Extrait du texte >>
Pour ne donner que quelques exemples, le prolétariat allemand qui était jusqu’à présent à l’arrière-garde de la lutte de classe, va jouer un rôle beaucoup plus central dans le combat de la classe contre le capital. En Chine, l’explosion du chômage, en particulier chez les jeunes (25%), va effriter de plus en plus le mythe d’une Chine moderne et prospère et entraînera des réactions de la part d’un prolétariat inexpérimenté, encore largement impacté par la doctrine maoïste, l’arme idéologique du capitalisme d’État dans ce pays. De même, l’ampleur de la crise n’a pas épargné le prolétariat de Russie qui subissait de plein fouet les conséquences de l’économie de guerre. Cela nous conduit à attendre des réactions de cette fraction de notre classe, sans pour autant négliger les faiblesses profondes causées par la contre-révolution et aggravées par la décomposition.
Il faut aussi s’intéresser de plus près à la lutte des classes dans la région indo-pacifique. L’année 2024 a été marquée par des grèves dans de nombreux secteurs (automobile, construction, éducation…) dans plusieurs pays de la région (Inde, Chine, Corée du Sud, Japon, Taïwan, Indonésie) contre la baisse des salaires, les fermetures d’usines et la dégradation des conditions de travail.
Cependant, si effectivement les attaques économiques forment le terrain le plus favorable pour le développement de la lutte de classe, non seulement sur le plan défensif immédiat (un élément vital dans la récupération de l’identité de classe) mais aussi dans l’émergence d’une compréhension consciente que le mode de production dans son ensemble est totalement en faillite et doit céder la place à une nouvelle société, nous devons évaluer de façon plus précise les types d’attaques les plus propices pour le développement de la solidarité et de l’unité au sein de la classe à court terme comme à long terme.

Entrées de disposition spatiale:
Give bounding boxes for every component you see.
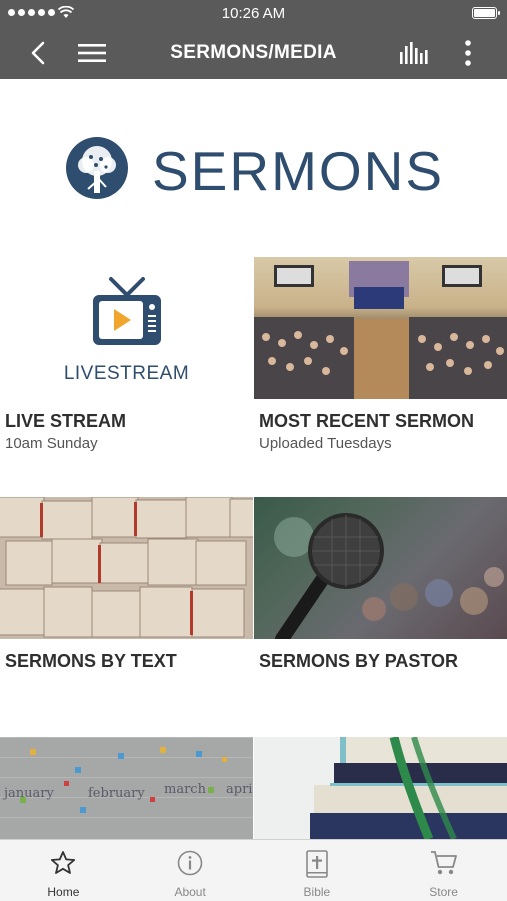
tile-subtitle: Uploaded Tuesdays bbox=[259, 435, 392, 452]
tab-about[interactable]: About bbox=[127, 840, 254, 901]
top-navigation-bar: SERMONS/MEDIA bbox=[0, 27, 507, 79]
tile-label: MOST RECENT SERMON bbox=[259, 411, 475, 431]
tab-store[interactable]: Store bbox=[380, 840, 507, 901]
tile-calendar[interactable]: january february march april bbox=[0, 737, 253, 839]
tile-label: LIVE STREAM bbox=[5, 411, 127, 431]
livestream-caption: LIVESTREAM bbox=[63, 363, 190, 384]
bible-icon bbox=[306, 850, 328, 878]
tile-label: SERMONS BY TEXT bbox=[5, 651, 177, 671]
tab-bible[interactable]: Bible bbox=[254, 840, 381, 901]
tab-label: Home bbox=[47, 885, 80, 899]
audio-bars-icon bbox=[400, 42, 428, 64]
microphone-image bbox=[254, 497, 507, 639]
tile-label: SERMONS BY PASTOR bbox=[259, 651, 459, 671]
tile-sermons-by-pastor[interactable]: SERMONS BY PASTOR bbox=[254, 497, 507, 737]
tab-label: Store bbox=[429, 885, 458, 899]
bottom-tab-bar: Home About Bible Store bbox=[0, 839, 507, 901]
banner-title: SERMONS bbox=[152, 140, 445, 202]
calendar-word: february bbox=[88, 786, 145, 801]
status-bar: 10:26 AM bbox=[0, 0, 507, 27]
tile-live-stream[interactable]: LIVESTREAM LIVE STREAM 10am Sunday bbox=[0, 257, 253, 497]
church-sanctuary-image bbox=[254, 257, 507, 399]
info-icon bbox=[177, 850, 203, 876]
audio-player-button[interactable] bbox=[398, 37, 430, 69]
star-icon bbox=[51, 851, 76, 874]
more-vertical-icon bbox=[465, 40, 471, 66]
calendar-word: april bbox=[226, 782, 253, 797]
tile-books[interactable] bbox=[254, 737, 507, 839]
status-time: 10:26 AM bbox=[221, 5, 286, 22]
calendar-word: january bbox=[2, 786, 54, 801]
calendar-image: january february march april bbox=[0, 737, 253, 839]
tile-sermons-by-text[interactable]: SERMONS BY TEXT bbox=[0, 497, 253, 737]
open-bibles-image bbox=[0, 497, 253, 639]
sermons-banner: SERMONS bbox=[0, 79, 507, 257]
tile-subtitle: 10am Sunday bbox=[5, 435, 98, 452]
page-title: SERMONS/MEDIA bbox=[170, 42, 337, 63]
tab-label: About bbox=[174, 885, 206, 899]
more-options-button[interactable] bbox=[452, 37, 484, 69]
battery-icon bbox=[472, 7, 500, 19]
book-stack-image bbox=[254, 737, 507, 839]
tab-home[interactable]: Home bbox=[0, 840, 127, 901]
tree-logo-icon bbox=[66, 137, 128, 199]
cart-icon bbox=[430, 851, 457, 875]
tab-label: Bible bbox=[303, 885, 331, 899]
livestream-image: LIVESTREAM bbox=[0, 257, 253, 399]
tile-most-recent-sermon[interactable]: MOST RECENT SERMON Uploaded Tuesdays bbox=[254, 257, 507, 497]
calendar-word: march bbox=[164, 782, 207, 797]
tv-play-icon bbox=[93, 277, 161, 345]
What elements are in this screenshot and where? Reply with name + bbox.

Exercice proposé 1 >>
Répondez aux questions suivantes à partir de l'extrait sur la lutte des classes :
(a) Quel taux de chômage chez les jeunes est mentionné pour la Chine ?
(b) Quels secteurs touchés par les grèves de 2024 dans la région indo-pacifique sont cités ?
(c) Qu'est-ce qui forme le terrain le plus favorable au développement de la lutte de classe ?
Exercice proposé 2 >> Prolongez l'extrait sur la lutte des classes à la suite de sa dernière phrase, dans le même style.

Résultat 1 >>
(a) 25 %.
(b) L'automobile, la construction et l'éducation.
(c) Les attaques économiques.

Résultat 2 >>
La multiplicité des attaques, telles que les fermetures d’entreprises et les suppressions d’emplois qui les accompagnent débouchent pour le moment sur de multiples luttes dans plusieurs pays. Mais elles demeurent largement isolées et débouchent sur une sorte d’impasse. Il est très difficile pour les travailleurs de lutter contre les fermetures d’usines, alors que la grève ne suffira pas à faire pression sur des patrons qui ont déjà l’intention de fermer des entreprises. Un exemple est la difficulté des travailleurs de Port Talbot au Pays de Galles à développer une lutte contre la fermeture de cette usine sidérurgique clé. En fait, de façon plus générale, il faudra examiner de près l’impact du chômage de masse sur le développement de la conscience du prolétariat. Car si cette résultante directe de la crise économique « peut en général contribuer à démasquer l’incapacité du capitalisme à assurer un futur aux prolétaires, il constitue également un puissant facteur de “lumpénisation” de certains secteurs de la classe, notamment parmi les jeunes ouvriers, ce qui affaiblit d’autant les capacités politiques présentes et futures de celle-ci[6]». Par conséquent, ce n’est que lorsqu’elle aura franchi un palier supplémentaire dans le développement de sa conscience, lorsqu’elle sera notamment en mesure de se concevoir en tant que classe ayant un rôle à assumer pour l’avenir de la société, que la question des licenciements massifs et du chômage de masse constitueront véritablement des éléments permettant à la classe de donner une réponse unie et solidaire contre les attaques de l’État bourgeois ainsi qu’à une réflexion plus en profondeur sur la faillite du capitalisme.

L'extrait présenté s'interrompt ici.